### Objective:
Can you quote the records below in full, word for word?

### Entries supplied:
◆ ◆ ◆ ◆ ◆

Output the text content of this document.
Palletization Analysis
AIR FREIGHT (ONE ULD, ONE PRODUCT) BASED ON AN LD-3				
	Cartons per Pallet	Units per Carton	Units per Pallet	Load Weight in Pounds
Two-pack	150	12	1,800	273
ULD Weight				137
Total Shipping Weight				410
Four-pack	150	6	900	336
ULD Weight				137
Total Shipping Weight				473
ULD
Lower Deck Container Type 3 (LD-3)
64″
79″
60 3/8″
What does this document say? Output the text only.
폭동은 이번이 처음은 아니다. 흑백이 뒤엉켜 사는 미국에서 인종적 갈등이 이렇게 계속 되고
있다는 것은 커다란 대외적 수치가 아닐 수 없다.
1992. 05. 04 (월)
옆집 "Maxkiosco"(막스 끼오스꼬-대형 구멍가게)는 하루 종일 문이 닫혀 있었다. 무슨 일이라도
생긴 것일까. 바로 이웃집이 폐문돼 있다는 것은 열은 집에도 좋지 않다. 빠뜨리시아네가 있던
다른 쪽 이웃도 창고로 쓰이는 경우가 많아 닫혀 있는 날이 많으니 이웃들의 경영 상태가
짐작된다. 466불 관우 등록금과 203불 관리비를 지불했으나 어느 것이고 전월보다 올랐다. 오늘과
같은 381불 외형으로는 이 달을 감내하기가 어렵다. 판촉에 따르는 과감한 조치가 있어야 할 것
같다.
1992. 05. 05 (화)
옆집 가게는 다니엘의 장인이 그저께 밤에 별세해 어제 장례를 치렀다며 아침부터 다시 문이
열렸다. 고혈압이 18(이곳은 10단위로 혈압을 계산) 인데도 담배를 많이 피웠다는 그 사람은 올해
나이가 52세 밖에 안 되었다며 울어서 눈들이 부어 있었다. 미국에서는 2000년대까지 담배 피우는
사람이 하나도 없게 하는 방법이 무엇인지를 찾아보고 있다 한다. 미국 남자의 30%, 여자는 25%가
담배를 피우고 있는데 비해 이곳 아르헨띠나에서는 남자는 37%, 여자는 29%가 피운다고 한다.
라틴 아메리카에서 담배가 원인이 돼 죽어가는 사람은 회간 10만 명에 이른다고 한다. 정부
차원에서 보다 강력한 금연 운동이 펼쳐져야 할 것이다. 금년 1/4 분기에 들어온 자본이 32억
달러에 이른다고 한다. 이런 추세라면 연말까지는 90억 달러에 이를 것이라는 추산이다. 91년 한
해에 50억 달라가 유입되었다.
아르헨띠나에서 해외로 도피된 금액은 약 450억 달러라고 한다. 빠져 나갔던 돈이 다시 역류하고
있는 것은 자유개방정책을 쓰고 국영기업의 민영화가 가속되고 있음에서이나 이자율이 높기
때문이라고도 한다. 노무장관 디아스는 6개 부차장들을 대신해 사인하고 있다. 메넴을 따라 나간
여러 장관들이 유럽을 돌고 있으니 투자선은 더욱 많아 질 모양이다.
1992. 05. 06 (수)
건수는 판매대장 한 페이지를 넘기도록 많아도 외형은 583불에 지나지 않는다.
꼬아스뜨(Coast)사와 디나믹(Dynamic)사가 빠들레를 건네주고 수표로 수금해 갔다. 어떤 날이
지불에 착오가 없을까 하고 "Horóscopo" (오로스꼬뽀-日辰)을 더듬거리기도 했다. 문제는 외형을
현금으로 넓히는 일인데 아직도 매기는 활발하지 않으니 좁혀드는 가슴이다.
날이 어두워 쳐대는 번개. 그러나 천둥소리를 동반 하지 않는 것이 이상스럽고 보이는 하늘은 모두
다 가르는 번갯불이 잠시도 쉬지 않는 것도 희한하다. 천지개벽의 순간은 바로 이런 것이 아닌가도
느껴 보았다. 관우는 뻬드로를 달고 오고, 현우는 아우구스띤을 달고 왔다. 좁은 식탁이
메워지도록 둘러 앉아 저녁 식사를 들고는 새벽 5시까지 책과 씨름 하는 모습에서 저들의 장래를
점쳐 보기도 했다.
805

◆ ◆ ◆ ◆ ◆

### Solution:
Output the text content of this document.
Palletization Analysis
AIR FREIGHT (ONE ULD, ONE PRODUCT) BASED ON AN LD-3				
	Cartons per Pallet	Units per Carton	Units per Pallet	Load Weight in Pounds
Two-pack	150	12	1,800	273
ULD Weight				137
Total Shipping Weight				410
Four-pack	150	6	900	336
ULD Weight				137
Total Shipping Weight				473
ULD
Lower Deck Container Type 3 (LD-3)
64″
79″
60 3/8″
What does this document say? Output the text only.
폭동은 이번이 처음은 아니다. 흑백이 뒤엉켜 사는 미국에서 인종적 갈등이 이렇게 계속 되고
있다는 것은 커다란 대외적 수치가 아닐 수 없다.
1992. 05. 04 (월)
옆집 "Maxkiosco"(막스 끼오스꼬-대형 구멍가게)는 하루 종일 문이 닫혀 있었다. 무슨 일이라도
생긴 것일까. 바로 이웃집이 폐문돼 있다는 것은 열은 집에도 좋지 않다. 빠뜨리시아네가 있던
다른 쪽 이웃도 창고로 쓰이는 경우가 많아 닫혀 있는 날이 많으니 이웃들의 경영 상태가
짐작된다. 466불 관우 등록금과 203불 관리비를 지불했으나 어느 것이고 전월보다 올랐다. 오늘과
같은 381불 외형으로는 이 달을 감내하기가 어렵다. 판촉에 따르는 과감한 조치가 있어야 할 것
같다.
1992. 05. 05 (화)
옆집 가게는 다니엘의 장인이 그저께 밤에 별세해 어제 장례를 치렀다며 아침부터 다시 문이
열렸다. 고혈압이 18(이곳은 10단위로 혈압을 계산) 인데도 담배를 많이 피웠다는 그 사람은 올해
나이가 52세 밖에 안 되었다며 울어서 눈들이 부어 있었다. 미국에서는 2000년대까지 담배 피우는
사람이 하나도 없게 하는 방법이 무엇인지를 찾아보고 있다 한다. 미국 남자의 30%, 여자는 25%가
담배를 피우고 있는데 비해 이곳 아르헨띠나에서는 남자는 37%, 여자는 29%가 피운다고 한다.
라틴 아메리카에서 담배가 원인이 돼 죽어가는 사람은 회간 10만 명에 이른다고 한다. 정부
차원에서 보다 강력한 금연 운동이 펼쳐져야 할 것이다. 금년 1/4 분기에 들어온 자본이 32억
달러에 이른다고 한다. 이런 추세라면 연말까지는 90억 달러에 이를 것이라는 추산이다. 91년 한
해에 50억 달라가 유입되었다.
아르헨띠나에서 해외로 도피된 금액은 약 450억 달러라고 한다. 빠져 나갔던 돈이 다시 역류하고
있는 것은 자유개방정책을 쓰고 국영기업의 민영화가 가속되고 있음에서이나 이자율이 높기
때문이라고도 한다. 노무장관 디아스는 6개 부차장들을 대신해 사인하고 있다. 메넴을 따라 나간
여러 장관들이 유럽을 돌고 있으니 투자선은 더욱 많아 질 모양이다.
1992. 05. 06 (수)
건수는 판매대장 한 페이지를 넘기도록 많아도 외형은 583불에 지나지 않는다.
꼬아스뜨(Coast)사와 디나믹(Dynamic)사가 빠들레를 건네주고 수표로 수금해 갔다. 어떤 날이
지불에 착오가 없을까 하고 "Horóscopo" (오로스꼬뽀-日辰)을 더듬거리기도 했다. 문제는 외형을
현금으로 넓히는 일인데 아직도 매기는 활발하지 않으니 좁혀드는 가슴이다.
날이 어두워 쳐대는 번개. 그러나 천둥소리를 동반 하지 않는 것이 이상스럽고 보이는 하늘은 모두
다 가르는 번갯불이 잠시도 쉬지 않는 것도 희한하다. 천지개벽의 순간은 바로 이런 것이 아닌가도
느껴 보았다. 관우는 뻬드로를 달고 오고, 현우는 아우구스띤을 달고 왔다. 좁은 식탁이
메워지도록 둘러 앉아 저녁 식사를 들고는 새벽 5시까지 책과 씨름 하는 모습에서 저들의 장래를
점쳐 보기도 했다.
805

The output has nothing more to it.